**Exercise prompt**
Pictures don't belong in the copy; print all the records exactly.
— start Entries supplied —
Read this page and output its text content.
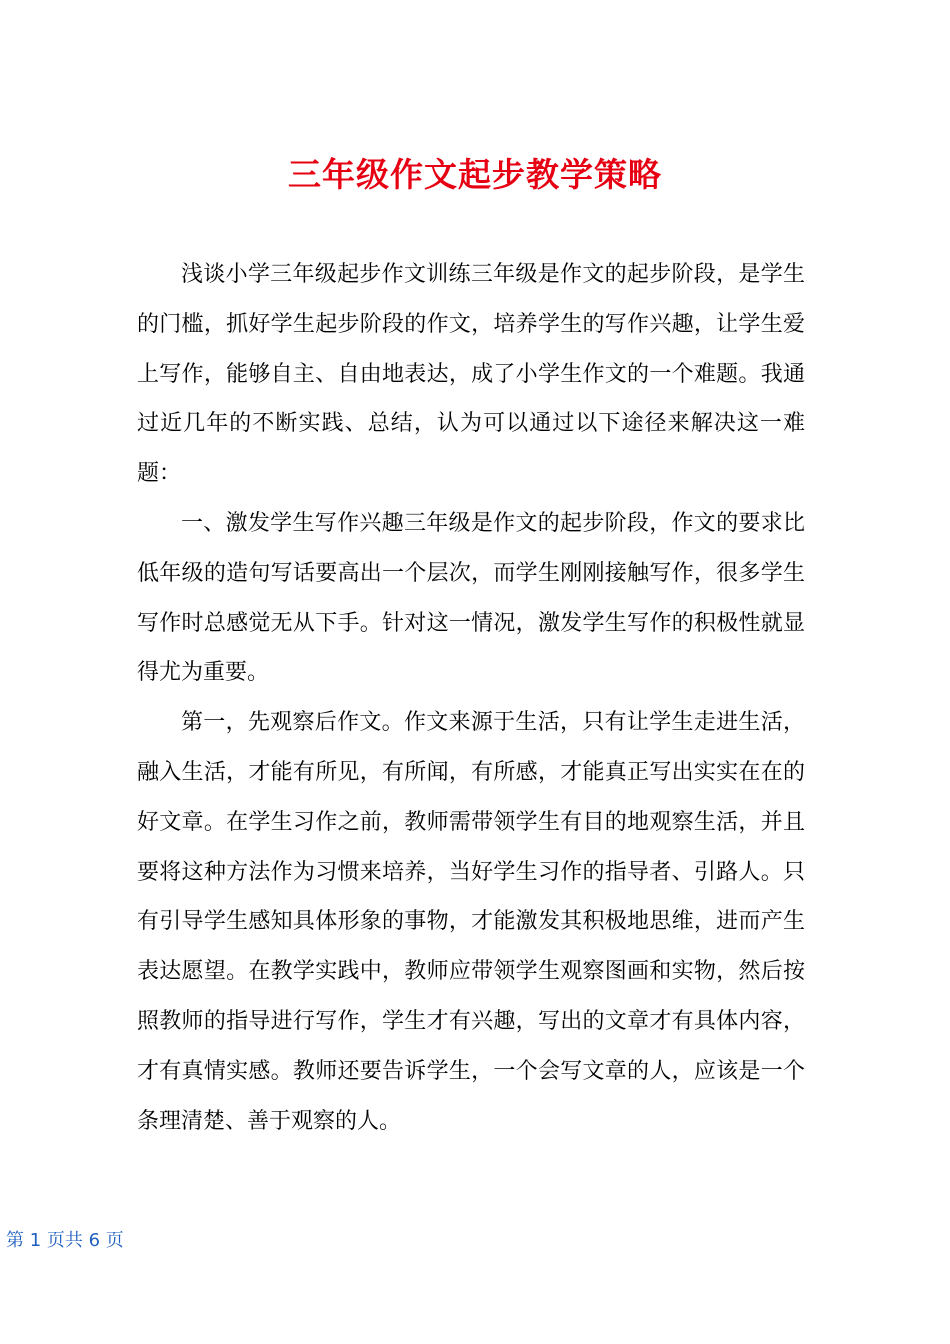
三年级作文起步教学策略

浅谈小学三年级起步作文训练三年级是作文的起步阶段，是学生的门槛，抓好学生起步阶段的作文，培养学生的写作兴趣，让学生爱上写作，能够自主、自由地表达，成了小学生作文的一个难题。我通过近几年的不断实践、总结，认为可以通过以下途径来解决这一难题：

一、激发学生写作兴趣三年级是作文的起步阶段，作文的要求比低年级的造句写话要高出一个层次，而学生刚刚接触写作，很多学生写作时总感觉无从下手。针对这一情况，激发学生写作的积极性就显得尤为重要。

第一，先观察后作文。作文来源于生活，只有让学生走进生活，融入生活，才能有所见，有所闻，有所感，才能真正写出实实在在的好文章。在学生习作之前，教师需带领学生有目的地观察生活，并且要将这种方法作为习惯来培养，当好学生习作的指导者、引路人。只有引导学生感知具体形象的事物，才能激发其积极地思维，进而产生表达愿望。在教学实践中，教师应带领学生观察图画和实物，然后按照教师的指导进行写作，学生才有兴趣，写出的文章才有具体内容，才有真情实感。教师还要告诉学生，一个会写文章的人，应该是一个条理清楚、善于观察的人。

第 1 页共 6 页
— end Entries supplied —
**Reply to the task**
Read this page and output its text content.
三年级作文起步教学策略

浅谈小学三年级起步作文训练三年级是作文的起步阶段，是学生的门槛，抓好学生起步阶段的作文，培养学生的写作兴趣，让学生爱上写作，能够自主、自由地表达，成了小学生作文的一个难题。我通过近几年的不断实践、总结，认为可以通过以下途径来解决这一难题：

一、激发学生写作兴趣三年级是作文的起步阶段，作文的要求比低年级的造句写话要高出一个层次，而学生刚刚接触写作，很多学生写作时总感觉无从下手。针对这一情况，激发学生写作的积极性就显得尤为重要。

第一，先观察后作文。作文来源于生活，只有让学生走进生活，融入生活，才能有所见，有所闻，有所感，才能真正写出实实在在的好文章。在学生习作之前，教师需带领学生有目的地观察生活，并且要将这种方法作为习惯来培养，当好学生习作的指导者、引路人。只有引导学生感知具体形象的事物，才能激发其积极地思维，进而产生表达愿望。在教学实践中，教师应带领学生观察图画和实物，然后按照教师的指导进行写作，学生才有兴趣，写出的文章才有具体内容，才有真情实感。教师还要告诉学生，一个会写文章的人，应该是一个条理清楚、善于观察的人。

第 1 页共 6 页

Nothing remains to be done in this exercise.